-- Goal of the exercise --
Using the records below, locate all lines containing "this" and return them.
────
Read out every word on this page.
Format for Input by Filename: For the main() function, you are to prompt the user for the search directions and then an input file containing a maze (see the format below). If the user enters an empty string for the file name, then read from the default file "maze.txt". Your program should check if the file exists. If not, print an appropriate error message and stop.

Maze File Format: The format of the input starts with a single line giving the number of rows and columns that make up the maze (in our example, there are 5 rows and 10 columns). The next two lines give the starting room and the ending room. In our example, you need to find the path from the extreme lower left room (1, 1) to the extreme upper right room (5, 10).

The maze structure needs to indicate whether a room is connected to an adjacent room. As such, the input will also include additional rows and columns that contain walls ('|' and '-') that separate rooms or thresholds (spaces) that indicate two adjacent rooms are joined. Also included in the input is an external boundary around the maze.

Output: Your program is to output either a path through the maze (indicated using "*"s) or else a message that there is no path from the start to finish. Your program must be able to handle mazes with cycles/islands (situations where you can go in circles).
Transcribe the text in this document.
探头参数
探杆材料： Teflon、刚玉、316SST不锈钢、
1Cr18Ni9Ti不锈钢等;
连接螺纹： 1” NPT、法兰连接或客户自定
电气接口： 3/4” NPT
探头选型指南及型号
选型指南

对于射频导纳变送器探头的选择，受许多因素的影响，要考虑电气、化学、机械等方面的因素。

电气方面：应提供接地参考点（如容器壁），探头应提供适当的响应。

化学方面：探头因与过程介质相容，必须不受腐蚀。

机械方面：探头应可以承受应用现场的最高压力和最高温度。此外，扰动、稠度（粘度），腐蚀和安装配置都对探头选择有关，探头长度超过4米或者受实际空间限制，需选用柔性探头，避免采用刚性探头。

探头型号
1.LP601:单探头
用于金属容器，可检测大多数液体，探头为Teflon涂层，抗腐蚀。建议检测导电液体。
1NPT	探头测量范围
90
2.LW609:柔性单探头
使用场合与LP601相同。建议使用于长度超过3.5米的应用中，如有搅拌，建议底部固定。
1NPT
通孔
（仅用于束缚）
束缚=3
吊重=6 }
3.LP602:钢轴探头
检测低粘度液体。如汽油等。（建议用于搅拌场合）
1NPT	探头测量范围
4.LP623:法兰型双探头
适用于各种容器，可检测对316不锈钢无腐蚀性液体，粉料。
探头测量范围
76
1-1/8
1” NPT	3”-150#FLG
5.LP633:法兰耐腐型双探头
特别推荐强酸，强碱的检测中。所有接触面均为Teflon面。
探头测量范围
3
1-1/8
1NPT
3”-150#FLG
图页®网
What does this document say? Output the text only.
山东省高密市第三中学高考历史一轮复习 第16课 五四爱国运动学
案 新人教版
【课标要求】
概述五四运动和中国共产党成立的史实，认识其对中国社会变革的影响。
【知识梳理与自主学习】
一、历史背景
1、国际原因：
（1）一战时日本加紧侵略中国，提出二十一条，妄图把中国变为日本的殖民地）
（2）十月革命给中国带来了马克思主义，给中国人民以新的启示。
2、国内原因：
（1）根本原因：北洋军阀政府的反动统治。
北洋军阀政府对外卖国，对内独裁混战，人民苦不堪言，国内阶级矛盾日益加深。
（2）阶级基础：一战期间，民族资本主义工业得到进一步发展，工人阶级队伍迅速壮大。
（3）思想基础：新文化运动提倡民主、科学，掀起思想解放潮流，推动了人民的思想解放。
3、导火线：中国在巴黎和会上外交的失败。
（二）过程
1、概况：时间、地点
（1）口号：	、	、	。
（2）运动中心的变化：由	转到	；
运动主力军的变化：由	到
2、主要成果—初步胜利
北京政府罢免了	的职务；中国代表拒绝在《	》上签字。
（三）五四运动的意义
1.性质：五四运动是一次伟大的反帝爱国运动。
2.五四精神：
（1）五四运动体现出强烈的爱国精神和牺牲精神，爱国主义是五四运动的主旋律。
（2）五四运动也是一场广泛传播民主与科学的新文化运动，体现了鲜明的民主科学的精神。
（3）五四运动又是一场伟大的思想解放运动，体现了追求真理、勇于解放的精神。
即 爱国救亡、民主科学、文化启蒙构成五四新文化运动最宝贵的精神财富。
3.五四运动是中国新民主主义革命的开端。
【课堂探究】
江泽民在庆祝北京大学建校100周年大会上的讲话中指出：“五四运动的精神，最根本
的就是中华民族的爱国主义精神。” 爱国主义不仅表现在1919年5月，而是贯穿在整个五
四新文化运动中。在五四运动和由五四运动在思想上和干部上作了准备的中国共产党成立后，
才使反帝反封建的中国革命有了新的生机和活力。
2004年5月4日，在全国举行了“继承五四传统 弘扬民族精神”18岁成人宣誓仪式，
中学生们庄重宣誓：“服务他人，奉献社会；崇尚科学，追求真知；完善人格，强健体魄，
────
-- Task response --
Read out every word on this page.
Transcribe the text in this document.
What does this document say? Output the text only.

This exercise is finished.